**Extracted material**
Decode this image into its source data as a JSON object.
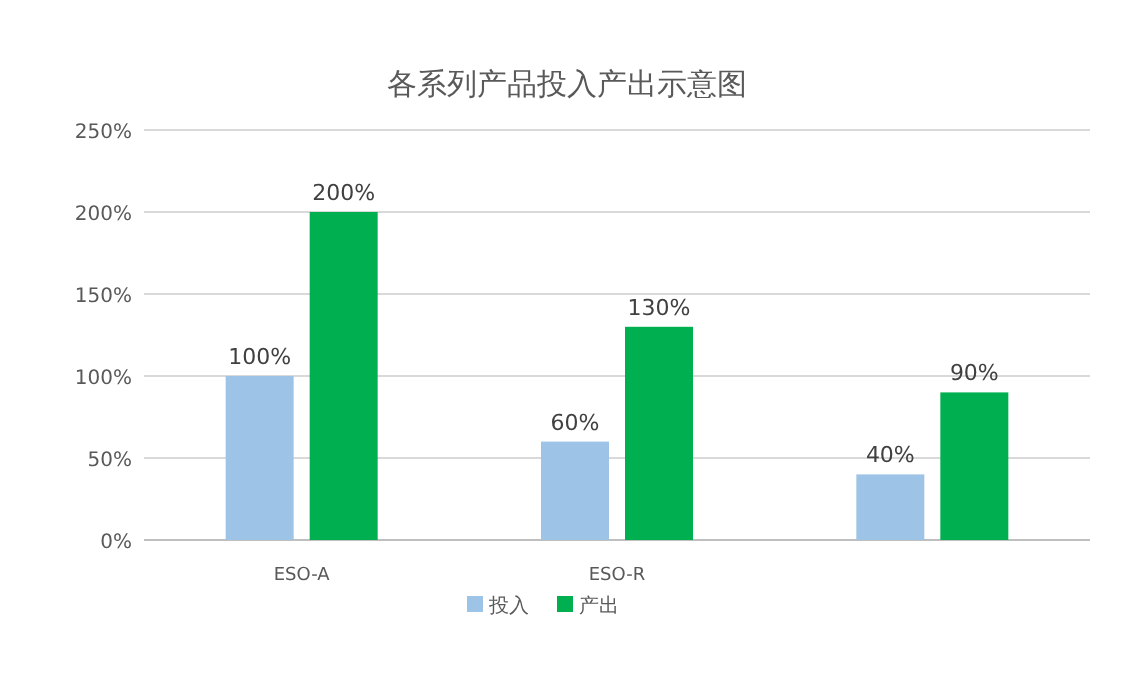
{
  "chart_data": {
    "type": "bar",
    "title": "各系列产品投入产出示意图",
    "categories": [
      "ESO-A",
      "ESO-R",
      null
    ],
    "series": [
      {
        "name": "投入",
        "color": "#9dc3e6",
        "values": [
          100,
          60,
          40
        ],
        "value_labels": [
          "100%",
          "60%",
          "40%"
        ]
      },
      {
        "name": "产出",
        "color": "#00b050",
        "values": [
          200,
          130,
          90
        ],
        "value_labels": [
          "200%",
          "130%",
          "90%"
        ]
      }
    ],
    "ylim": [
      0,
      250
    ],
    "yticks": [
      {
        "value": 0,
        "label": "0%"
      },
      {
        "value": 50,
        "label": "50%"
      },
      {
        "value": 100,
        "label": "100%"
      },
      {
        "value": 150,
        "label": "150%"
      },
      {
        "value": 200,
        "label": "200%"
      },
      {
        "value": 250,
        "label": "250%"
      }
    ],
    "grid": "y",
    "legend": "bottom"
  }
}
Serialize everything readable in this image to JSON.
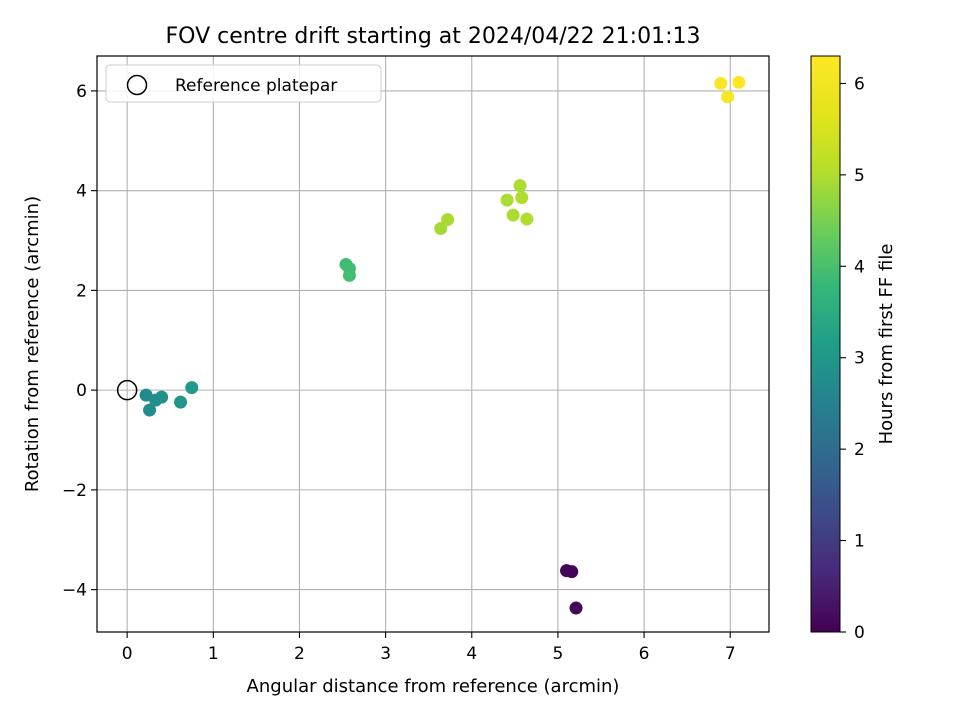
{
  "chart_data": {
    "type": "scatter",
    "title": "FOV centre drift starting at 2024/04/22 21:01:13",
    "xlabel": "Angular distance from reference (arcmin)",
    "ylabel": "Rotation from reference (arcmin)",
    "xlim": [
      -0.35,
      7.45
    ],
    "ylim": [
      -4.85,
      6.7
    ],
    "xticks": [
      0,
      1,
      2,
      3,
      4,
      5,
      6,
      7
    ],
    "xtick_labels": [
      "0",
      "1",
      "2",
      "3",
      "4",
      "5",
      "6",
      "7"
    ],
    "yticks": [
      -4,
      -2,
      0,
      2,
      4,
      6
    ],
    "ytick_labels": [
      "−4",
      "−2",
      "0",
      "2",
      "4",
      "6"
    ],
    "grid": true,
    "legend": {
      "placement": "upper-left",
      "entries": [
        "Reference platepar"
      ]
    },
    "reference_point": {
      "name": "Reference platepar",
      "x": 0,
      "y": 0,
      "marker": "open-circle"
    },
    "colorbar": {
      "label": "Hours from first FF file",
      "range": [
        0,
        6.3
      ],
      "ticks": [
        0,
        1,
        2,
        3,
        4,
        5,
        6
      ],
      "tick_labels": [
        "0",
        "1",
        "2",
        "3",
        "4",
        "5",
        "6"
      ],
      "colormap": "viridis"
    },
    "points": [
      {
        "x": 5.1,
        "y": -3.62,
        "c": 0.0
      },
      {
        "x": 5.16,
        "y": -3.64,
        "c": 0.05
      },
      {
        "x": 5.21,
        "y": -4.37,
        "c": 0.1
      },
      {
        "x": 0.22,
        "y": -0.1,
        "c": 2.7
      },
      {
        "x": 0.26,
        "y": -0.4,
        "c": 2.75
      },
      {
        "x": 0.33,
        "y": -0.2,
        "c": 2.8
      },
      {
        "x": 0.4,
        "y": -0.14,
        "c": 2.85
      },
      {
        "x": 0.62,
        "y": -0.24,
        "c": 2.95
      },
      {
        "x": 0.75,
        "y": 0.05,
        "c": 3.05
      },
      {
        "x": 2.54,
        "y": 2.52,
        "c": 3.9
      },
      {
        "x": 2.58,
        "y": 2.44,
        "c": 3.92
      },
      {
        "x": 2.58,
        "y": 2.3,
        "c": 3.94
      },
      {
        "x": 3.64,
        "y": 3.24,
        "c": 4.9
      },
      {
        "x": 3.72,
        "y": 3.42,
        "c": 4.92
      },
      {
        "x": 4.41,
        "y": 3.81,
        "c": 4.95
      },
      {
        "x": 4.48,
        "y": 3.51,
        "c": 4.96
      },
      {
        "x": 4.56,
        "y": 4.1,
        "c": 4.97
      },
      {
        "x": 4.58,
        "y": 3.86,
        "c": 4.98
      },
      {
        "x": 4.64,
        "y": 3.43,
        "c": 5.0
      },
      {
        "x": 6.89,
        "y": 6.15,
        "c": 6.2
      },
      {
        "x": 6.97,
        "y": 5.88,
        "c": 6.22
      },
      {
        "x": 7.1,
        "y": 6.17,
        "c": 6.25
      }
    ]
  }
}
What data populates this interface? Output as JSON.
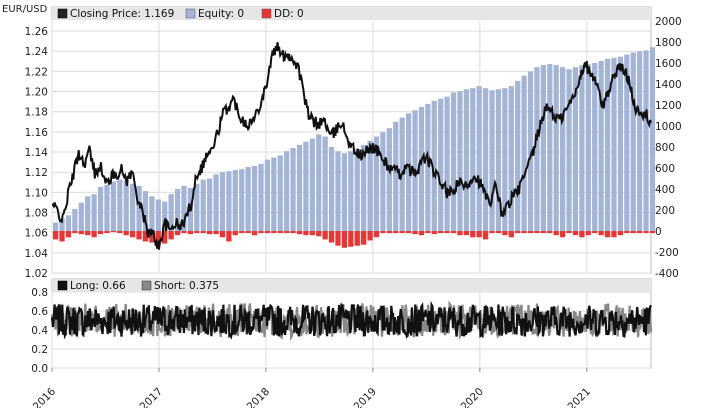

**Work required**
Pictures in the records above should not be copied. Repeat everything else exactly.

**Full response**
Decode this image into its source data as a JSON object.
{
  "chart_data": {
    "type": "bar",
    "title": "各系列产品投入产出示意图",
    "categories": [
      "ESO-A",
      "ESO-R",
      null
    ],
    "series": [
      {
        "name": "投入",
        "color": "#9dc3e6",
        "values": [
          100,
          60,
          40
        ],
        "value_labels": [
          "100%",
          "60%",
          "40%"
        ]
      },
      {
        "name": "产出",
        "color": "#00b050",
        "values": [
          200,
          130,
          90
        ],
        "value_labels": [
          "200%",
          "130%",
          "90%"
        ]
      }
    ],
    "ylim": [
      0,
      250
    ],
    "yticks": [
      {
        "value": 0,
        "label": "0%"
      },
      {
        "value": 50,
        "label": "50%"
      },
      {
        "value": 100,
        "label": "100%"
      },
      {
        "value": 150,
        "label": "150%"
      },
      {
        "value": 200,
        "label": "200%"
      },
      {
        "value": 250,
        "label": "250%"
      }
    ],
    "grid": "y",
    "legend": "bottom"
  }
}
Serialize everything readable in this image to JSON.
{
  "chart_data": {
    "type": "scatter",
    "title": "FOV centre drift starting at 2024/04/22 21:01:13",
    "xlabel": "Angular distance from reference (arcmin)",
    "ylabel": "Rotation from reference (arcmin)",
    "xlim": [
      -0.35,
      7.45
    ],
    "ylim": [
      -4.85,
      6.7
    ],
    "xticks": [
      0,
      1,
      2,
      3,
      4,
      5,
      6,
      7
    ],
    "xtick_labels": [
      "0",
      "1",
      "2",
      "3",
      "4",
      "5",
      "6",
      "7"
    ],
    "yticks": [
      -4,
      -2,
      0,
      2,
      4,
      6
    ],
    "ytick_labels": [
      "−4",
      "−2",
      "0",
      "2",
      "4",
      "6"
    ],
    "grid": true,
    "legend": {
      "placement": "upper-left",
      "entries": [
        "Reference platepar"
      ]
    },
    "reference_point": {
      "name": "Reference platepar",
      "x": 0,
      "y": 0,
      "marker": "open-circle"
    },
    "colorbar": {
      "label": "Hours from first FF file",
      "range": [
        0,
        6.3
      ],
      "ticks": [
        0,
        1,
        2,
        3,
        4,
        5,
        6
      ],
      "tick_labels": [
        "0",
        "1",
        "2",
        "3",
        "4",
        "5",
        "6"
      ],
      "colormap": "viridis"
    },
    "points": [
      {
        "x": 5.1,
        "y": -3.62,
        "c": 0.0
      },
      {
        "x": 5.16,
        "y": -3.64,
        "c": 0.05
      },
      {
        "x": 5.21,
        "y": -4.37,
        "c": 0.1
      },
      {
        "x": 0.22,
        "y": -0.1,
        "c": 2.7
      },
      {
        "x": 0.26,
        "y": -0.4,
        "c": 2.75
      },
      {
        "x": 0.33,
        "y": -0.2,
        "c": 2.8
      },
      {
        "x": 0.4,
        "y": -0.14,
        "c": 2.85
      },
      {
        "x": 0.62,
        "y": -0.24,
        "c": 2.95
      },
      {
        "x": 0.75,
        "y": 0.05,
        "c": 3.05
      },
      {
        "x": 2.54,
        "y": 2.52,
        "c": 3.9
      },
      {
        "x": 2.58,
        "y": 2.44,
        "c": 3.92
      },
      {
        "x": 2.58,
        "y": 2.3,
        "c": 3.94
      },
      {
        "x": 3.64,
        "y": 3.24,
        "c": 4.9
      },
      {
        "x": 3.72,
        "y": 3.42,
        "c": 4.92
      },
      {
        "x": 4.41,
        "y": 3.81,
        "c": 4.95
      },
      {
        "x": 4.48,
        "y": 3.51,
        "c": 4.96
      },
      {
        "x": 4.56,
        "y": 4.1,
        "c": 4.97
      },
      {
        "x": 4.58,
        "y": 3.86,
        "c": 4.98
      },
      {
        "x": 4.64,
        "y": 3.43,
        "c": 5.0
      },
      {
        "x": 6.89,
        "y": 6.15,
        "c": 6.2
      },
      {
        "x": 6.97,
        "y": 5.88,
        "c": 6.22
      },
      {
        "x": 7.1,
        "y": 6.17,
        "c": 6.25
      }
    ]
  }
}
What data populates this interface? Output as JSON.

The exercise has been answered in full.